* BEGIN *

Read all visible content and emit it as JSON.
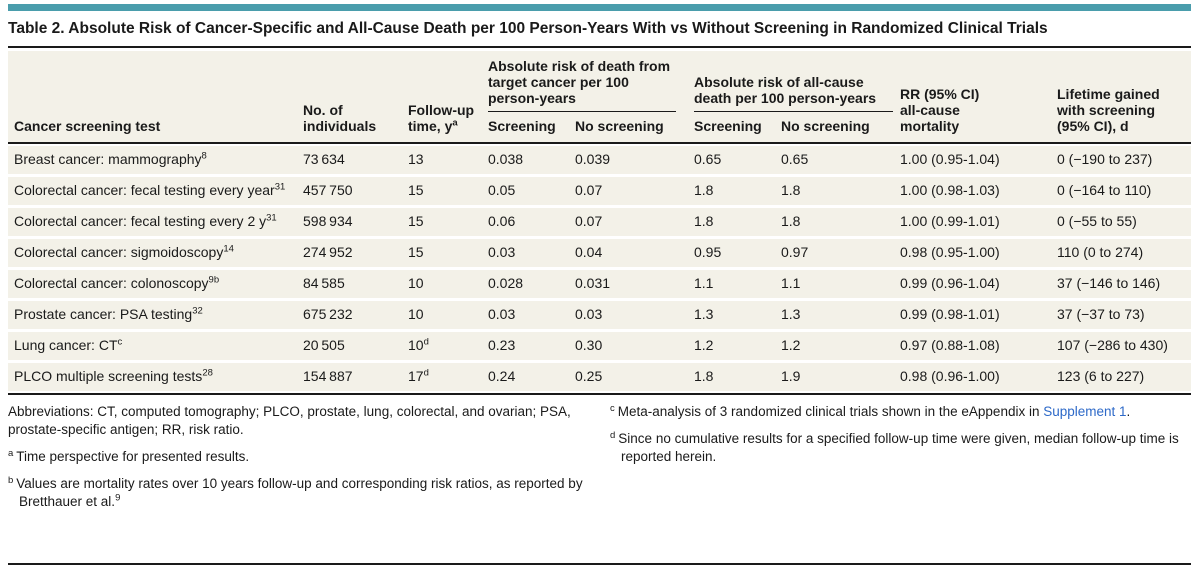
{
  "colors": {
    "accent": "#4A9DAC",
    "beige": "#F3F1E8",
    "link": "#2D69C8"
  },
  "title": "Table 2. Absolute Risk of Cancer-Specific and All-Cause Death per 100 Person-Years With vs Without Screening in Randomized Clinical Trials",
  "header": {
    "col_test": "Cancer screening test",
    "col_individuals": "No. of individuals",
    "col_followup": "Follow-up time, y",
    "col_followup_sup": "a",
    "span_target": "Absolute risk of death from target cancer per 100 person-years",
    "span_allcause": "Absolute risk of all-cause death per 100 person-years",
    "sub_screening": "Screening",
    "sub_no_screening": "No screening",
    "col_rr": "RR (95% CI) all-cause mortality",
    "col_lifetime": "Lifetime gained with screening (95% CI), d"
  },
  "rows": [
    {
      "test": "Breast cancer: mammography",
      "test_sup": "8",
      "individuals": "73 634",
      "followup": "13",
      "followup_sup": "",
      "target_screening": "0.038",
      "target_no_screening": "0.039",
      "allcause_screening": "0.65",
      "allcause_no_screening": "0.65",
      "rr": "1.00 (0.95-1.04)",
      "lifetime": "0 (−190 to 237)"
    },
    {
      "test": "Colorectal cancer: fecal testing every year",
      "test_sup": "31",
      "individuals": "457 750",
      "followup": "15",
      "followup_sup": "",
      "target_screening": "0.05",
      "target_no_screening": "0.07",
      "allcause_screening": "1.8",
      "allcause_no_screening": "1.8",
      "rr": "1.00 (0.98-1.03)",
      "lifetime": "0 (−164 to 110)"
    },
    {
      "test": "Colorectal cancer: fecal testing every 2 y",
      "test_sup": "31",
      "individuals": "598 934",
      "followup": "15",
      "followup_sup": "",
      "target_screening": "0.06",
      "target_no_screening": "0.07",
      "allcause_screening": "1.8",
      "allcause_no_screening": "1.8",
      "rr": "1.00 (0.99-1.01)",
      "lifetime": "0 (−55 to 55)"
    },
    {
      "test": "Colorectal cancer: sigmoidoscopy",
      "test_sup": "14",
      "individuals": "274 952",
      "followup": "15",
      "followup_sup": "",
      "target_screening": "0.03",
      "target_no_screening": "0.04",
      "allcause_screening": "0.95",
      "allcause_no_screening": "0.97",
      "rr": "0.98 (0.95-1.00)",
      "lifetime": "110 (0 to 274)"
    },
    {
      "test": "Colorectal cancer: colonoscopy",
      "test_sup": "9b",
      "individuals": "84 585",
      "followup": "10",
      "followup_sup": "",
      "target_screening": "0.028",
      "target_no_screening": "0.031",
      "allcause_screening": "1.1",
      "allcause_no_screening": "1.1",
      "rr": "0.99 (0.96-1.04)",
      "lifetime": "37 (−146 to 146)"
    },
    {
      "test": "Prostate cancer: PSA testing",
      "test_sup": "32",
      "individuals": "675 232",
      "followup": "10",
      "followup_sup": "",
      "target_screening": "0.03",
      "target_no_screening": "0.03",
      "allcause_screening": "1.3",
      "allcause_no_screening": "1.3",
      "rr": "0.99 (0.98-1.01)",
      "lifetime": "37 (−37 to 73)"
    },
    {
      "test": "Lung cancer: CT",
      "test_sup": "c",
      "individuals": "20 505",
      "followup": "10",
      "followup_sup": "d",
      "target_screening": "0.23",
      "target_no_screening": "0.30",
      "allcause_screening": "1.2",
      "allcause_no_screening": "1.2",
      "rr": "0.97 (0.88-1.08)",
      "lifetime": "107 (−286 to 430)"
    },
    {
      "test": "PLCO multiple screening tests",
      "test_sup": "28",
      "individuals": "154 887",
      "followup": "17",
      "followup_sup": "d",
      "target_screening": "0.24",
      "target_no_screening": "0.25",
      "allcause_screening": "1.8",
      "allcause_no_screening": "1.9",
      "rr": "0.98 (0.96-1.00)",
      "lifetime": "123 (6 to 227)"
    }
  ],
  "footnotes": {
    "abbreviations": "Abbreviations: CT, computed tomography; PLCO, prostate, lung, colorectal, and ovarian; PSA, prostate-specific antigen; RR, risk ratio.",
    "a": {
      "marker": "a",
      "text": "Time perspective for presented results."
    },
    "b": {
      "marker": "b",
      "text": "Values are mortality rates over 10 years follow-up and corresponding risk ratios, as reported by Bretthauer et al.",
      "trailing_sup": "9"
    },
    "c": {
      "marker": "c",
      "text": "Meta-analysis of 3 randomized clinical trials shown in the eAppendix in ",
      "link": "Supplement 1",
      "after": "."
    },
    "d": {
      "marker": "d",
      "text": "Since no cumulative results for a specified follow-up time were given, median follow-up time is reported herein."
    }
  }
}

* END *
* BEGIN *

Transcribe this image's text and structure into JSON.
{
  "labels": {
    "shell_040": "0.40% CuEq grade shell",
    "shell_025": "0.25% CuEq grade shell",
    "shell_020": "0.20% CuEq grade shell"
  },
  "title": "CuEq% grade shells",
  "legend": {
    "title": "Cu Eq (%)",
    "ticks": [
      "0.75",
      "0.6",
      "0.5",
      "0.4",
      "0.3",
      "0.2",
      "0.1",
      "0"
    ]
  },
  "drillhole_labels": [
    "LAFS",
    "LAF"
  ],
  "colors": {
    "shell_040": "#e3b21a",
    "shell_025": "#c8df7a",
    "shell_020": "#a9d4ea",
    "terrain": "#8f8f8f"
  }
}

* END *
* BEGIN *

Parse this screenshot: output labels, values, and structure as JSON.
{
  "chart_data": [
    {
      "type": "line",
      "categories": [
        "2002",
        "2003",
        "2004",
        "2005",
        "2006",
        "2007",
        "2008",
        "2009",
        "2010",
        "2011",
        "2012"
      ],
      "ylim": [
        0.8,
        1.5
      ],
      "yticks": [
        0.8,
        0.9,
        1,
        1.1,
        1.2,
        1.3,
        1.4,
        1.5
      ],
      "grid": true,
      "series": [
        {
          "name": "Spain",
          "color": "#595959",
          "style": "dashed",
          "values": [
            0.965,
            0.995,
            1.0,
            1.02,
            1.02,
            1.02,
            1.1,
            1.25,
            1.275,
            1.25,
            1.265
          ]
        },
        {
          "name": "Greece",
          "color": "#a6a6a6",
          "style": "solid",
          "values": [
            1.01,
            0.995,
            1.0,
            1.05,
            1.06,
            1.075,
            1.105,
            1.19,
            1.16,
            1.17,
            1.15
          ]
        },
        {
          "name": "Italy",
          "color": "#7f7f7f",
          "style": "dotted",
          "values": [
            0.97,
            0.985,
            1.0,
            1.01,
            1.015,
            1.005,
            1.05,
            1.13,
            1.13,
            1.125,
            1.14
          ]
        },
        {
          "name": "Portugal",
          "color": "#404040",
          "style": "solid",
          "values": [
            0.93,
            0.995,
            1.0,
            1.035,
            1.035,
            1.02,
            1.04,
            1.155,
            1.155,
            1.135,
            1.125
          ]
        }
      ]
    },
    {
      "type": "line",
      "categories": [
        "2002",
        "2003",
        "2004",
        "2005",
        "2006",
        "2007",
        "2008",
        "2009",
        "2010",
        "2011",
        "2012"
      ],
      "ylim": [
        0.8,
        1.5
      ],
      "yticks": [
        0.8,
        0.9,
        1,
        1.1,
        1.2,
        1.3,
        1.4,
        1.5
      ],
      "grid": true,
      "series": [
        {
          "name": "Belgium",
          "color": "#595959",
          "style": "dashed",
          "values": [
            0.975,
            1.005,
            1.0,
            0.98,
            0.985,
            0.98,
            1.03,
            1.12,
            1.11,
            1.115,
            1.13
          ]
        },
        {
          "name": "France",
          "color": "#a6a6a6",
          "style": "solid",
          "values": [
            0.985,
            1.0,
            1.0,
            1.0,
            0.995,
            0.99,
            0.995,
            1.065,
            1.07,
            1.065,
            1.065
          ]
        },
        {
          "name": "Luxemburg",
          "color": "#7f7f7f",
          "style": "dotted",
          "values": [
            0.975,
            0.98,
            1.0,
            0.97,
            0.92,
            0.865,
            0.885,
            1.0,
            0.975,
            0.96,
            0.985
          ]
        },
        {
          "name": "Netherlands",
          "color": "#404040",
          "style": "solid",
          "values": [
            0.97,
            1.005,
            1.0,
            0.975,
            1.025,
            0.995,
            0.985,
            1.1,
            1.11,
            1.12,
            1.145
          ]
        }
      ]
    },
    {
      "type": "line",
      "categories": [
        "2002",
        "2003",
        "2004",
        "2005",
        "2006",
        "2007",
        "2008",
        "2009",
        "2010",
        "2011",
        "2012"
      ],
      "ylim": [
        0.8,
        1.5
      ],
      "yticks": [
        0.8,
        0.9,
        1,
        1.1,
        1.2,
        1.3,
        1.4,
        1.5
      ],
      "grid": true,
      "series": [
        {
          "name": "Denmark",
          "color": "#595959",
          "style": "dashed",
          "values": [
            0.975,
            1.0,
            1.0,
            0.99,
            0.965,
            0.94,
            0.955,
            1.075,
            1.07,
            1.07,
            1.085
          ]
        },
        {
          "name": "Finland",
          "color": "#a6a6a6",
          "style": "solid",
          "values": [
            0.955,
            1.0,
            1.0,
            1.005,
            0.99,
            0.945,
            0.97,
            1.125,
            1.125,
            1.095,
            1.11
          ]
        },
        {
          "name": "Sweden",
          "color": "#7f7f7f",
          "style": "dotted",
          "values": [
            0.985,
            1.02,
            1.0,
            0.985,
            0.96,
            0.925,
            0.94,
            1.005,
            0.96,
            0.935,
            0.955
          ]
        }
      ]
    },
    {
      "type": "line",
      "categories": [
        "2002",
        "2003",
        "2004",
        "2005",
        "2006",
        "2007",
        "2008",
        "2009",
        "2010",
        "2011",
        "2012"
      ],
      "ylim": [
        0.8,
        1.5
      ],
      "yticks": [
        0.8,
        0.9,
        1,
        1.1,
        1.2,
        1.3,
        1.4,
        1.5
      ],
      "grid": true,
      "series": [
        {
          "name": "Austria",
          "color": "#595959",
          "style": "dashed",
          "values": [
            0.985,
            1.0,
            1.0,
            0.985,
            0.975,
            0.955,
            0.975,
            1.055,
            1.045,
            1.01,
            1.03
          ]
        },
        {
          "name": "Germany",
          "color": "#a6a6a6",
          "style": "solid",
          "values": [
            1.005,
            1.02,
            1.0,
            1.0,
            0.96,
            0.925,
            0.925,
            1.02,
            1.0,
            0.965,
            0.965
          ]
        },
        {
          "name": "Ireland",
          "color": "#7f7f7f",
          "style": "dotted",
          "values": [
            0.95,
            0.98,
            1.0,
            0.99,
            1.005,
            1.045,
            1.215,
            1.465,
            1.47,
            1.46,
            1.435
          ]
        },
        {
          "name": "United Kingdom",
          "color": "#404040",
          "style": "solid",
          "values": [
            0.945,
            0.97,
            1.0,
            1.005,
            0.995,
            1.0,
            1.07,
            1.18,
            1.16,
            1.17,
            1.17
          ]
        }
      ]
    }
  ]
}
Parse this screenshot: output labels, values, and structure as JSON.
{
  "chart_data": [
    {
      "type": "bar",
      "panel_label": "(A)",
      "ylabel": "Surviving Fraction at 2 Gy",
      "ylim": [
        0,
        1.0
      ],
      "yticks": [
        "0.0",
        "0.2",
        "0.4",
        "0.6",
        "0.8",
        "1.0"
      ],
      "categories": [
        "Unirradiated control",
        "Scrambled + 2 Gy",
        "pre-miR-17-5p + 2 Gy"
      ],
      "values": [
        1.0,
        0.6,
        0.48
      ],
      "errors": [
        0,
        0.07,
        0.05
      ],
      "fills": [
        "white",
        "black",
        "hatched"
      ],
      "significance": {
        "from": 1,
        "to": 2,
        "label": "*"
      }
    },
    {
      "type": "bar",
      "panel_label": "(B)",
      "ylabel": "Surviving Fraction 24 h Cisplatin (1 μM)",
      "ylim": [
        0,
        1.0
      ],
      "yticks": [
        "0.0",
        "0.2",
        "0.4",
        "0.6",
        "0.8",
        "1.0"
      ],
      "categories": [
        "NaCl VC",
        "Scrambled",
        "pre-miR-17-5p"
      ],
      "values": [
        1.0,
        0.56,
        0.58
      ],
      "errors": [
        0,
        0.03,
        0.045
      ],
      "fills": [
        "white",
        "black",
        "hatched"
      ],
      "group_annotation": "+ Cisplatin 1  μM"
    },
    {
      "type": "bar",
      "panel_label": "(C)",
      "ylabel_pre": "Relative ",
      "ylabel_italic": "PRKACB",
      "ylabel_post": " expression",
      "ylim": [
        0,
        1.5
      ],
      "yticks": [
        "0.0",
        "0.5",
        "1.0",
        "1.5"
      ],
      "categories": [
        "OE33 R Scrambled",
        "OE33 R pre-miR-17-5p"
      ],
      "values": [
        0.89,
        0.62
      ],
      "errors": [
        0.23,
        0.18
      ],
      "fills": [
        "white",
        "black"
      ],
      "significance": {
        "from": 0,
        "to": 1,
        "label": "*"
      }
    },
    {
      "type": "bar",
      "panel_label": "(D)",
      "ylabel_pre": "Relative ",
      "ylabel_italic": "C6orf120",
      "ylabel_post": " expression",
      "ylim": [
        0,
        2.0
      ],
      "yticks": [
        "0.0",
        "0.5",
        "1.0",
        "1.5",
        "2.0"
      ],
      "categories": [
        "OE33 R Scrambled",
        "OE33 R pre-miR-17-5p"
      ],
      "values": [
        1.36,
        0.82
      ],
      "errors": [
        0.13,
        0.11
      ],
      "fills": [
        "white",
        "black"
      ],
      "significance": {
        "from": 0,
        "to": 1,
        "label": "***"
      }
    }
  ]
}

* END *

What is needed
Show every line of the listing in which the string "testing" can be found.

Response to the exercise
      "test": "Colorectal cancer: fecal testing every year",
      "test": "Colorectal cancer: fecal testing every 2 y",
      "test": "Prostate cancer: PSA testing",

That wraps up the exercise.